Material supplied
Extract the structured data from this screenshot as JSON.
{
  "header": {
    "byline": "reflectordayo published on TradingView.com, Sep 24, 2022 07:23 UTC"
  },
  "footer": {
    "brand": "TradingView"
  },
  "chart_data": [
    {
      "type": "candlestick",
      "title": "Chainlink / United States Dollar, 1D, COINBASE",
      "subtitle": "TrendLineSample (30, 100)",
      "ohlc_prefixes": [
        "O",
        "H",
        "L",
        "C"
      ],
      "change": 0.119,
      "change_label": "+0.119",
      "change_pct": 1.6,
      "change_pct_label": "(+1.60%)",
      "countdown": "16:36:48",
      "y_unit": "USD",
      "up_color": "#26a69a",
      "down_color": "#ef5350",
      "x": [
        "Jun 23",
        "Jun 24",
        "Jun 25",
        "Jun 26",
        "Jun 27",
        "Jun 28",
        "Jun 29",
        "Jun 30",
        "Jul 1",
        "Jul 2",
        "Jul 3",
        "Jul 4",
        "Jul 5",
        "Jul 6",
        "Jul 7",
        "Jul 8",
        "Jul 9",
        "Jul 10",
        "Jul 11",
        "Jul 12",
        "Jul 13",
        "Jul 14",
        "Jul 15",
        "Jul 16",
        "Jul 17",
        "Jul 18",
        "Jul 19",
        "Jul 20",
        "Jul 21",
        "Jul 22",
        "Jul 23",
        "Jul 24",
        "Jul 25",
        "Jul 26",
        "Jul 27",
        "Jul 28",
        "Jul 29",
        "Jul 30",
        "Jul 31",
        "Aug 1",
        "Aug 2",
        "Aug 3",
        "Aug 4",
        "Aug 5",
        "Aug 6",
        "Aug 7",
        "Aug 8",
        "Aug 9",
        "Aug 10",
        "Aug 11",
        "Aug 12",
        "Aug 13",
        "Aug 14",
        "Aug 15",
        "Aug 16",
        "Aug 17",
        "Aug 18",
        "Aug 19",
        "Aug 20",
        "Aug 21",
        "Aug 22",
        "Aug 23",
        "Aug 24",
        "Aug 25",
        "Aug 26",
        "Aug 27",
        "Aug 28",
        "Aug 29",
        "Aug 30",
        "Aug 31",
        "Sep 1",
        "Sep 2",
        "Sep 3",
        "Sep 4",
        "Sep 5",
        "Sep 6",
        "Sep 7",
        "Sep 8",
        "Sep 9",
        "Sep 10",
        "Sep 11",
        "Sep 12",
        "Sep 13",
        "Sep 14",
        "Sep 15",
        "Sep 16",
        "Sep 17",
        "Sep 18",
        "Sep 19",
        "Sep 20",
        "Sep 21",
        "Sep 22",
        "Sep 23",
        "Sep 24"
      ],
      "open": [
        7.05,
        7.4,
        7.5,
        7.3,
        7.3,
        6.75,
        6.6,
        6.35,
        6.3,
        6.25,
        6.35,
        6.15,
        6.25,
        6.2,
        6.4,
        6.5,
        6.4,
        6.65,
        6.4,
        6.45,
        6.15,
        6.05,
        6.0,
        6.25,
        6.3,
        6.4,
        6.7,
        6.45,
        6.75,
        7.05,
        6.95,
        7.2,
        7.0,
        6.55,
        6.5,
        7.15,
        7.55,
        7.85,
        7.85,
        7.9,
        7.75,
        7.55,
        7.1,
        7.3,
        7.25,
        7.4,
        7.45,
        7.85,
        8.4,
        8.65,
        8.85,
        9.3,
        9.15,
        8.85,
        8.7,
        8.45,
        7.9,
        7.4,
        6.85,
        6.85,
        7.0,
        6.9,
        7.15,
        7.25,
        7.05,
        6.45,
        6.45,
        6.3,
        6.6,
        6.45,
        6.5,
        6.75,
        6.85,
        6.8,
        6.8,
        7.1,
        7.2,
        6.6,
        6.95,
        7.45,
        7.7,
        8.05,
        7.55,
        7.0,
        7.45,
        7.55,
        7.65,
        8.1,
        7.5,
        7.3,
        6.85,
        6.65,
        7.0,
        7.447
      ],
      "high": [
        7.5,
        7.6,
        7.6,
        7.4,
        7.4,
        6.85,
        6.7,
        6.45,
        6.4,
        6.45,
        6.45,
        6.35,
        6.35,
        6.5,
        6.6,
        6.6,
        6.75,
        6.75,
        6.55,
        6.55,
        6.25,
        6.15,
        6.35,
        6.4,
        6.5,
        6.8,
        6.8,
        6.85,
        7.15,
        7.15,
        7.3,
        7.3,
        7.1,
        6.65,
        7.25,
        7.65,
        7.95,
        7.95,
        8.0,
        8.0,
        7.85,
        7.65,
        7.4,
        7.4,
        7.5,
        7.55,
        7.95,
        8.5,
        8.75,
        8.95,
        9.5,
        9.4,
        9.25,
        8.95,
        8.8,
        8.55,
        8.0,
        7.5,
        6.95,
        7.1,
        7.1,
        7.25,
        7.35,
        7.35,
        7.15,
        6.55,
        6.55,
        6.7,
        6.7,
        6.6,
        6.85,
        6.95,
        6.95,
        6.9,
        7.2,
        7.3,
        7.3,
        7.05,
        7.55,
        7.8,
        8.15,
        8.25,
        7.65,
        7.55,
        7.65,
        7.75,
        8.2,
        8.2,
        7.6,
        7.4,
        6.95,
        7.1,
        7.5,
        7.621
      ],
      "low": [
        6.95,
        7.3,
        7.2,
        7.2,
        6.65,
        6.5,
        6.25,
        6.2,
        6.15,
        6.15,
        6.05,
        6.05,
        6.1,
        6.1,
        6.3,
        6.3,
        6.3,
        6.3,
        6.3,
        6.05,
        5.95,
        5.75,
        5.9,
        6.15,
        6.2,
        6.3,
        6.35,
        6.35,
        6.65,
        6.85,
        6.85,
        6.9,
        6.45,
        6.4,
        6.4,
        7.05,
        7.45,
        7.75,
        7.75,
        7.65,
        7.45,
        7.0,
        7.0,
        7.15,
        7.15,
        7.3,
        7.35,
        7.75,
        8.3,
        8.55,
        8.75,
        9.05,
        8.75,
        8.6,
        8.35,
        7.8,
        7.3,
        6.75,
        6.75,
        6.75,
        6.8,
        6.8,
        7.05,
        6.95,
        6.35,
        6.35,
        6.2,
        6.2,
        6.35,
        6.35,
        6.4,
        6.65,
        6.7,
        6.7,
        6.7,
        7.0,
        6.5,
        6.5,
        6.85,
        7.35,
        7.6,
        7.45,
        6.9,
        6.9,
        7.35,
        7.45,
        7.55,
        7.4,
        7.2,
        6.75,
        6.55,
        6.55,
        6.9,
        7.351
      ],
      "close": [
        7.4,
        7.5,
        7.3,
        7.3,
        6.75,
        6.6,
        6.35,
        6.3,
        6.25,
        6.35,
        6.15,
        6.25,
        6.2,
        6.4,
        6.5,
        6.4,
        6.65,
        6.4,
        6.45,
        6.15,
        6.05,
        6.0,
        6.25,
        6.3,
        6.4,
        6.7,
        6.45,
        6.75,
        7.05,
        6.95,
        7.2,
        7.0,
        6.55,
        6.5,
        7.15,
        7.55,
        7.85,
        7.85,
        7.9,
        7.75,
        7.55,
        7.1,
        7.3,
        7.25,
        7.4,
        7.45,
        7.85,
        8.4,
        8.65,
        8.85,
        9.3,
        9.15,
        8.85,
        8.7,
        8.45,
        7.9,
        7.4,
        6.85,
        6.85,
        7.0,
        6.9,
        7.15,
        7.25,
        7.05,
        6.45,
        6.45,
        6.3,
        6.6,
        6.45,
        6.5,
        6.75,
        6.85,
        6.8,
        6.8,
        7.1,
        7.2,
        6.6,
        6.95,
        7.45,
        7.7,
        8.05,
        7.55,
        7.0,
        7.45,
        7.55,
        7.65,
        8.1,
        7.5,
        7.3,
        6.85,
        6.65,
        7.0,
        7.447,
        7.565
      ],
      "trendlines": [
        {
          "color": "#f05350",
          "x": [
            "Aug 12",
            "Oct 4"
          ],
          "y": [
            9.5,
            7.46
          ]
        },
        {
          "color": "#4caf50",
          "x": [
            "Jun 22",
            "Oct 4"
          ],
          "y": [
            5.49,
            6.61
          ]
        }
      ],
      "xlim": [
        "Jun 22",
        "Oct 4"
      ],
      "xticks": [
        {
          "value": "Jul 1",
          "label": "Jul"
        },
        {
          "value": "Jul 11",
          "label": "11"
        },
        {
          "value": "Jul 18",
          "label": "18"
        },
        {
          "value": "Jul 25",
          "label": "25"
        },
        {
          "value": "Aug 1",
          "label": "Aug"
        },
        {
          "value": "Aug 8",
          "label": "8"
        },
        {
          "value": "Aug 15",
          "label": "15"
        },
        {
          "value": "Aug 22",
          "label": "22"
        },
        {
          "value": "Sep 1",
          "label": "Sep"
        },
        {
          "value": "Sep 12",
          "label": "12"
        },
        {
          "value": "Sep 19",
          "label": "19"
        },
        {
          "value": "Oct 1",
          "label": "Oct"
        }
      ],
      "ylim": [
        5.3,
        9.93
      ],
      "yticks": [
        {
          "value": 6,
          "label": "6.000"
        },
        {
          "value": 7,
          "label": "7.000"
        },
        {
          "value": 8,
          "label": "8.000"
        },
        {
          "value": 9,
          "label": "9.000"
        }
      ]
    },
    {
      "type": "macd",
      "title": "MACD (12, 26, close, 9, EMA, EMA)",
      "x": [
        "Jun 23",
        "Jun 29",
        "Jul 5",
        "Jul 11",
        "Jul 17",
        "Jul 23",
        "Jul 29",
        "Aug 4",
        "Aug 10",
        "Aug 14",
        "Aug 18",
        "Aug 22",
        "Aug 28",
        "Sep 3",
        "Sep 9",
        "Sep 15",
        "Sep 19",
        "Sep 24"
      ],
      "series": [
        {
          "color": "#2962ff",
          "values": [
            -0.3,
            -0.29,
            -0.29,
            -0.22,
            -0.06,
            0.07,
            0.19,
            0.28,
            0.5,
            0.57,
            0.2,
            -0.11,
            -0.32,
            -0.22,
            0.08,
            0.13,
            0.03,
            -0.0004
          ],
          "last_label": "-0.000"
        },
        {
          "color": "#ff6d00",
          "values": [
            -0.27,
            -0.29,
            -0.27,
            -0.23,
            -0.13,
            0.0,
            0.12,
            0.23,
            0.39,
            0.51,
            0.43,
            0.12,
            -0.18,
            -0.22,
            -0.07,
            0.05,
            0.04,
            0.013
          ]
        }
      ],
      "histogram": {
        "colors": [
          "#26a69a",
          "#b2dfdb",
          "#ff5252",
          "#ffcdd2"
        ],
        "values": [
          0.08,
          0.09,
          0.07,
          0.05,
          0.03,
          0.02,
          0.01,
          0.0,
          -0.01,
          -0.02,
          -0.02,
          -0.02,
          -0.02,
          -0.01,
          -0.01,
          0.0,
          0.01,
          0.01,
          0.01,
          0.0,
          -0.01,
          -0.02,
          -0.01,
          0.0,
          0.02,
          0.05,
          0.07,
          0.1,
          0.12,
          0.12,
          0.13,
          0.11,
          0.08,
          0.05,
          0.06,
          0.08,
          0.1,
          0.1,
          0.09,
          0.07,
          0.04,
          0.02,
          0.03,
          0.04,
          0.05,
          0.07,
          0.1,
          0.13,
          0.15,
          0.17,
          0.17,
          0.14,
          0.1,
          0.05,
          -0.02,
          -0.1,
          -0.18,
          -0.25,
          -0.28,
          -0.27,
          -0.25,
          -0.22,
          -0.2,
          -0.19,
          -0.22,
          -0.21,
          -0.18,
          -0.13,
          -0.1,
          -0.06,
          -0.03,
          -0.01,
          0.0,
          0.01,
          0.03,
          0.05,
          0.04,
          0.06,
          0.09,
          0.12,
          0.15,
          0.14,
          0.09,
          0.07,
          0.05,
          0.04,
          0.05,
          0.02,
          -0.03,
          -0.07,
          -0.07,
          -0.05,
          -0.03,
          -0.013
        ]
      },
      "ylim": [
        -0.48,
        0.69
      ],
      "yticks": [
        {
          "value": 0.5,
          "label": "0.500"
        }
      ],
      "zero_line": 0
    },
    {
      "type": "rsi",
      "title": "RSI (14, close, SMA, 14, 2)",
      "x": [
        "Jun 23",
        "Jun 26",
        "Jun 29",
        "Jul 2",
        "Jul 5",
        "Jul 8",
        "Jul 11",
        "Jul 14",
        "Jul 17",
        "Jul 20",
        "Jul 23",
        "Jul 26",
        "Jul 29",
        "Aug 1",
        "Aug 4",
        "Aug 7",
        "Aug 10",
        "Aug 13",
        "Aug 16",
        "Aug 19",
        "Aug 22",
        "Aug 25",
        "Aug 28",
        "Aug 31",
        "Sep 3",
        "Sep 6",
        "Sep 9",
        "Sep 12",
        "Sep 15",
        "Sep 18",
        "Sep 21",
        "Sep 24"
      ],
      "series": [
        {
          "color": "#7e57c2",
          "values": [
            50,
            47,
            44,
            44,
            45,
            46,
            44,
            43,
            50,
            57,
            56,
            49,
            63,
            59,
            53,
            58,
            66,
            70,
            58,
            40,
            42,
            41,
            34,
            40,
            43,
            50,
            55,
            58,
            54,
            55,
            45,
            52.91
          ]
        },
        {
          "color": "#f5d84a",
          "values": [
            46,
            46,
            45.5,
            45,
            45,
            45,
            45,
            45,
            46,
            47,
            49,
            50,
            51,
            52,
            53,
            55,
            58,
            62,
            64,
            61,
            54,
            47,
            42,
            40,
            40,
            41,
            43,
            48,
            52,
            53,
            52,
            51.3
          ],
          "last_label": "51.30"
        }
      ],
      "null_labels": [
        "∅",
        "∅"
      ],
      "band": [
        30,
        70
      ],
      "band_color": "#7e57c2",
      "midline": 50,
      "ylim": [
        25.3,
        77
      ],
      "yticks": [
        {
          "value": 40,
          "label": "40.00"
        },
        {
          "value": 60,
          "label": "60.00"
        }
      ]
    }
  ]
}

Problem statement
Count up every line above that has the word "type" in it; answer with the number alone.

Answer below
3